§ DOCUMENT PASSAGE
>> Start
The European Union of Jewish Students (EUJS) is an umbrella organization for 34 national Jewish student unions in Europe and the Post-Soviet states, representing over 200,000 Jewish students.

International Memberships

EUJS is a constituent member of the European Youth Forum, the leading platform for more than 90 national youth councils and international NGOs, and is the only Jewish organization represented at that level.  It is supported by the Council of Europe, the European Commission, and is a member of the World Union of Jewish Students (WUJS). EUJS is one of the largest international student organizations worldwide and the first Jewish Youth NGO to obtain the special Consultative Status to the ECOSOC of the United Nations. Its annual programming includes the largest annual event for Jewish youth in Europe Summer University, as well as international, inter-religious, inter-generational seminars, and study sessions at the European Youth Centre.

Full members status is held to the European Youth Forum (YFJ) which operates within the Council of Europe and European Union areas and works closely with both these bodies.

History of EUJS

In February 1978 in Grenoble one hundred and fifty European Jewish Students developed and approved a constitution and created a plan of action meant to cover all aspects of modern European Jewish student life.
>> End
§ BRIEF A
According to the passage on the European Union of Jewish Students, where and when did 150 European Jewish students approve a constitution?
§ BRIEF B
Continue the passage about the European Union of Jewish Students from where it stops.

§ SOURCE DATA
>> Start
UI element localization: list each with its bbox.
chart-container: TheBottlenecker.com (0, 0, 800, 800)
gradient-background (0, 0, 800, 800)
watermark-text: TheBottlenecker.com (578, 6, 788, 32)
>> End
§ RESPONSE A
In Grenoble, in February 1978.

§ RESPONSE B
Moving to Brussels in 1978, EUJS first opened an office (near Porte de Namur) and in 1980 moved to its current premises at the Université Libre de Bruxelles.

Relationship with Soviet Jews

The struggle for participation in the World Youth Festival in Moscow was the beginning of a series of activities of efforts for Soviet Jewry. On November 17, 1985, Ronald Reagan and Mikhail Gorbachev met in Geneva, and around 75 Jewish students, amongst them students from the UK and the Netherlands, demonstrated in solidarity
with the Soviet Jewry.
Subsequently, in April 1986, the Conference on Security and Cooperation in Europe (CSCE) took place in Bern, Switzerland. EUJS used this occasion to organize—in
cooperation with the Swiss Union of Jewish Students (SUJS)—a special Seder in honor of the Jews of the Soviet Union in the Bern Synagogue. Student representatives from Sweden, Belgium and Switzerland were joined by several national delegates to the CSCE meeting. In addition to the activities staged in Bern, the EUJS encouraged its national member unions to lobby their respective foreign ministries throughout the CSCE meeting so as to raise the case of Soviet Jewry.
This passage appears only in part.